= TASK TO CARRY OUT =
Reproduce every line of the material below word for word, leaving out the pictures.

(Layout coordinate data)

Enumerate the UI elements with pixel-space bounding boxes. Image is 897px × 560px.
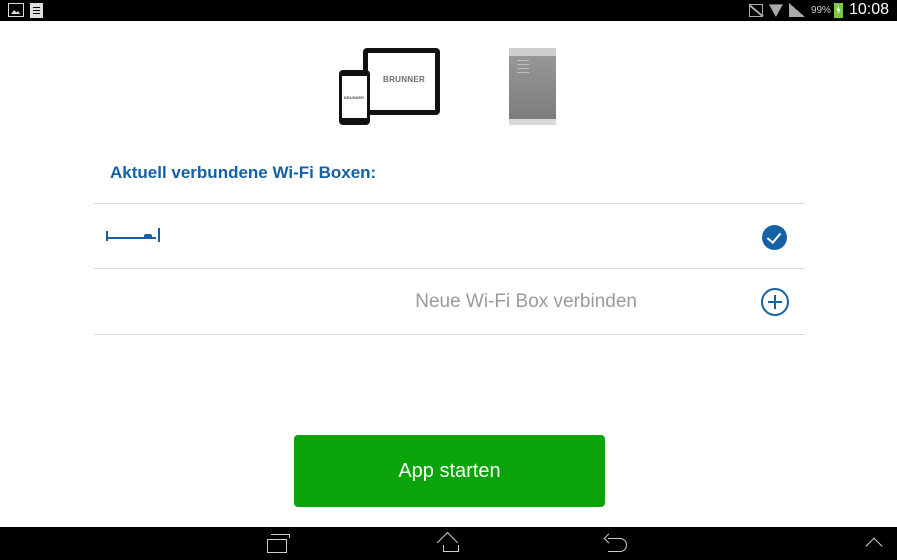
battery-percent: 99%	[810, 4, 831, 16]
connected-box-row[interactable]	[94, 204, 805, 268]
tablet-screen: BRUNNER	[368, 53, 435, 110]
wifi-icon	[769, 3, 783, 17]
no-sim-icon	[748, 3, 763, 17]
expand-up-icon[interactable]	[864, 536, 884, 550]
document-icon	[30, 3, 43, 18]
check-circle-icon[interactable]	[762, 225, 787, 250]
add-box-label[interactable]: Neue Wi-Fi Box verbinden	[415, 291, 637, 313]
recent-apps-icon[interactable]	[266, 534, 292, 554]
section-heading: Aktuell verbundene Wi-Fi Boxen:	[110, 163, 377, 182]
brand-label: BRUNNER	[383, 75, 426, 84]
add-box-row[interactable]: Neue Wi-Fi Box verbinden	[94, 269, 805, 333]
clock: 10:08	[848, 1, 889, 18]
bed-icon	[106, 228, 160, 242]
status-bar: 99% 10:08	[0, 0, 897, 21]
tablet-image: BRUNNER	[363, 48, 440, 115]
wifi-box-top	[509, 48, 556, 56]
status-bar-system: 99% 10:08	[748, 1, 889, 19]
plus-circle-icon[interactable]	[761, 288, 789, 316]
signal-icon	[788, 3, 805, 17]
phone-brand-label: BRUNNER	[344, 95, 364, 100]
wifi-box-bottom	[509, 119, 556, 125]
status-bar-notifications	[8, 3, 43, 18]
back-icon[interactable]	[604, 535, 630, 553]
phone-image: BRUNNER	[339, 70, 370, 125]
home-icon[interactable]	[437, 533, 463, 553]
navigation-bar	[0, 527, 897, 560]
battery-charging-icon	[833, 2, 843, 18]
start-app-button[interactable]: App starten	[294, 435, 605, 507]
wifi-box-image	[509, 48, 556, 125]
phone-screen: BRUNNER	[342, 76, 367, 118]
divider	[94, 334, 805, 335]
gallery-icon	[8, 3, 24, 17]
wifi-box-label	[517, 60, 529, 74]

= RIGHT ANSWER =
Enumerate the UI elements with pixel-space bounding boxes. Image is 897px × 560px.
battery-percent: 99%	[810, 4, 831, 16]
connected-box-row[interactable]	[94, 204, 805, 268]
tablet-screen: BRUNNER	[368, 53, 435, 110]
wifi-icon	[769, 3, 783, 17]
no-sim-icon	[748, 3, 763, 17]
expand-up-icon[interactable]	[864, 536, 884, 550]
document-icon	[30, 3, 43, 18]
check-circle-icon[interactable]	[762, 225, 787, 250]
add-box-label[interactable]: Neue Wi-Fi Box verbinden	[415, 291, 637, 313]
recent-apps-icon[interactable]	[266, 534, 292, 554]
section-heading: Aktuell verbundene Wi-Fi Boxen:	[110, 163, 377, 182]
brand-label: BRUNNER	[383, 75, 426, 84]
add-box-row[interactable]: Neue Wi-Fi Box verbinden	[94, 269, 805, 333]
clock: 10:08	[848, 1, 889, 18]
bed-icon	[106, 228, 160, 242]
status-bar: 99% 10:08	[0, 0, 897, 21]
tablet-image: BRUNNER	[363, 48, 440, 115]
wifi-box-top	[509, 48, 556, 56]
status-bar-system: 99% 10:08	[748, 1, 889, 19]
plus-circle-icon[interactable]	[761, 288, 789, 316]
signal-icon	[788, 3, 805, 17]
phone-brand-label: BRUNNER	[344, 95, 364, 100]
wifi-box-bottom	[509, 119, 556, 125]
status-bar-notifications	[8, 3, 43, 18]
back-icon[interactable]	[604, 535, 630, 553]
phone-image: BRUNNER	[339, 70, 370, 125]
home-icon[interactable]	[437, 533, 463, 553]
navigation-bar	[0, 527, 897, 560]
battery-charging-icon	[833, 2, 843, 18]
start-app-button[interactable]: App starten	[294, 435, 605, 507]
wifi-box-image	[509, 48, 556, 125]
phone-screen: BRUNNER	[342, 76, 367, 118]
divider	[94, 334, 805, 335]
gallery-icon	[8, 3, 24, 17]
wifi-box-label	[517, 60, 529, 74]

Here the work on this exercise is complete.